### WHAT TO DO
Write out all the data again, exactly as it stands.

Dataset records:
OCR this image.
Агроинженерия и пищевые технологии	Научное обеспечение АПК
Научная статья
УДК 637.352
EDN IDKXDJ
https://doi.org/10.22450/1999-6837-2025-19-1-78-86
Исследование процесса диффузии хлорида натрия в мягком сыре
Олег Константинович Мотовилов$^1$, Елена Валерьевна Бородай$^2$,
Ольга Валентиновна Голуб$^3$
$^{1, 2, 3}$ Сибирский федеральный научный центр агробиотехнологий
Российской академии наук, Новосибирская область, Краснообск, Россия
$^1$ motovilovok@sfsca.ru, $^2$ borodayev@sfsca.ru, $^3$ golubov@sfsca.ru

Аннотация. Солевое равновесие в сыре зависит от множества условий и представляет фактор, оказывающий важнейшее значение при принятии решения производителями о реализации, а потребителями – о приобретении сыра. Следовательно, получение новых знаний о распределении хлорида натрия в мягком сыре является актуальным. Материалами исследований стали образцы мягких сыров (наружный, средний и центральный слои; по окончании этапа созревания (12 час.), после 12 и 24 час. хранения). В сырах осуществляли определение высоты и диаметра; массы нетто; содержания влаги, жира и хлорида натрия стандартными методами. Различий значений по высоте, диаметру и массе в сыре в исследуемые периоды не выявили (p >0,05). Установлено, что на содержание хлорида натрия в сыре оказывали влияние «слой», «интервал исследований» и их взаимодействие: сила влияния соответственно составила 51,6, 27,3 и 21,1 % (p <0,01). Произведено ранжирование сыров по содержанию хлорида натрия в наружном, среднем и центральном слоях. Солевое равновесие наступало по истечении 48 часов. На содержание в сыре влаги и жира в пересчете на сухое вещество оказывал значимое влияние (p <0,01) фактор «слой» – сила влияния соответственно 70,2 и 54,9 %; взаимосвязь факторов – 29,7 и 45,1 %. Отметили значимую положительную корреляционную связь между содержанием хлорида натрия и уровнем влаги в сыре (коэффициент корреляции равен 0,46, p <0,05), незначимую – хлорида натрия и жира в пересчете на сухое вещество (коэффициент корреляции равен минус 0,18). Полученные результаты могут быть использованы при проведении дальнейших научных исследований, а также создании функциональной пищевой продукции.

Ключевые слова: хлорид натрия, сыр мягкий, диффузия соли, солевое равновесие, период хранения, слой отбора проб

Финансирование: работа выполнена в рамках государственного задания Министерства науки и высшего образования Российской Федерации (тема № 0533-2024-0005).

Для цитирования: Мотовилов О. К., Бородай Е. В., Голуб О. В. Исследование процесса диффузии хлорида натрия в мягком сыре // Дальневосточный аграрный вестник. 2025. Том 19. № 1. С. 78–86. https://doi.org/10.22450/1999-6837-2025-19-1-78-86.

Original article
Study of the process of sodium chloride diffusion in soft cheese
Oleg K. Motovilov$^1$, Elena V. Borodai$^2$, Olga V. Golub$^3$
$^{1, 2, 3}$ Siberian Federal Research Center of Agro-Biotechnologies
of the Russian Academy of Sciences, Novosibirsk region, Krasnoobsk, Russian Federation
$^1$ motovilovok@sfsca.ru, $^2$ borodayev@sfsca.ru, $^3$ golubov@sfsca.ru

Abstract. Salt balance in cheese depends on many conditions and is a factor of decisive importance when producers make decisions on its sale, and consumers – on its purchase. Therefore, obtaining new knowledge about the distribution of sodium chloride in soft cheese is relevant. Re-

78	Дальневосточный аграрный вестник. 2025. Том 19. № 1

### RESULT FOR THIS TASK
OCR this image.
Агроинженерия и пищевые технологии	Научное обеспечение АПК
Научная статья
УДК 637.352
EDN IDKXDJ
https://doi.org/10.22450/1999-6837-2025-19-1-78-86
Исследование процесса диффузии хлорида натрия в мягком сыре
Олег Константинович Мотовилов$^1$, Елена Валерьевна Бородай$^2$,
Ольга Валентиновна Голуб$^3$
$^{1, 2, 3}$ Сибирский федеральный научный центр агробиотехнологий
Российской академии наук, Новосибирская область, Краснообск, Россия
$^1$ motovilovok@sfsca.ru, $^2$ borodayev@sfsca.ru, $^3$ golubov@sfsca.ru

Аннотация. Солевое равновесие в сыре зависит от множества условий и представляет фактор, оказывающий важнейшее значение при принятии решения производителями о реализации, а потребителями – о приобретении сыра. Следовательно, получение новых знаний о распределении хлорида натрия в мягком сыре является актуальным. Материалами исследований стали образцы мягких сыров (наружный, средний и центральный слои; по окончании этапа созревания (12 час.), после 12 и 24 час. хранения). В сырах осуществляли определение высоты и диаметра; массы нетто; содержания влаги, жира и хлорида натрия стандартными методами. Различий значений по высоте, диаметру и массе в сыре в исследуемые периоды не выявили (p >0,05). Установлено, что на содержание хлорида натрия в сыре оказывали влияние «слой», «интервал исследований» и их взаимодействие: сила влияния соответственно составила 51,6, 27,3 и 21,1 % (p <0,01). Произведено ранжирование сыров по содержанию хлорида натрия в наружном, среднем и центральном слоях. Солевое равновесие наступало по истечении 48 часов. На содержание в сыре влаги и жира в пересчете на сухое вещество оказывал значимое влияние (p <0,01) фактор «слой» – сила влияния соответственно 70,2 и 54,9 %; взаимосвязь факторов – 29,7 и 45,1 %. Отметили значимую положительную корреляционную связь между содержанием хлорида натрия и уровнем влаги в сыре (коэффициент корреляции равен 0,46, p <0,05), незначимую – хлорида натрия и жира в пересчете на сухое вещество (коэффициент корреляции равен минус 0,18). Полученные результаты могут быть использованы при проведении дальнейших научных исследований, а также создании функциональной пищевой продукции.

Ключевые слова: хлорид натрия, сыр мягкий, диффузия соли, солевое равновесие, период хранения, слой отбора проб

Финансирование: работа выполнена в рамках государственного задания Министерства науки и высшего образования Российской Федерации (тема № 0533-2024-0005).

Для цитирования: Мотовилов О. К., Бородай Е. В., Голуб О. В. Исследование процесса диффузии хлорида натрия в мягком сыре // Дальневосточный аграрный вестник. 2025. Том 19. № 1. С. 78–86. https://doi.org/10.22450/1999-6837-2025-19-1-78-86.

Original article
Study of the process of sodium chloride diffusion in soft cheese
Oleg K. Motovilov$^1$, Elena V. Borodai$^2$, Olga V. Golub$^3$
$^{1, 2, 3}$ Siberian Federal Research Center of Agro-Biotechnologies
of the Russian Academy of Sciences, Novosibirsk region, Krasnoobsk, Russian Federation
$^1$ motovilovok@sfsca.ru, $^2$ borodayev@sfsca.ru, $^3$ golubov@sfsca.ru

Abstract. Salt balance in cheese depends on many conditions and is a factor of decisive importance when producers make decisions on its sale, and consumers – on its purchase. Therefore, obtaining new knowledge about the distribution of sodium chloride in soft cheese is relevant. Re-

78	Дальневосточный аграрный вестник. 2025. Том 19. № 1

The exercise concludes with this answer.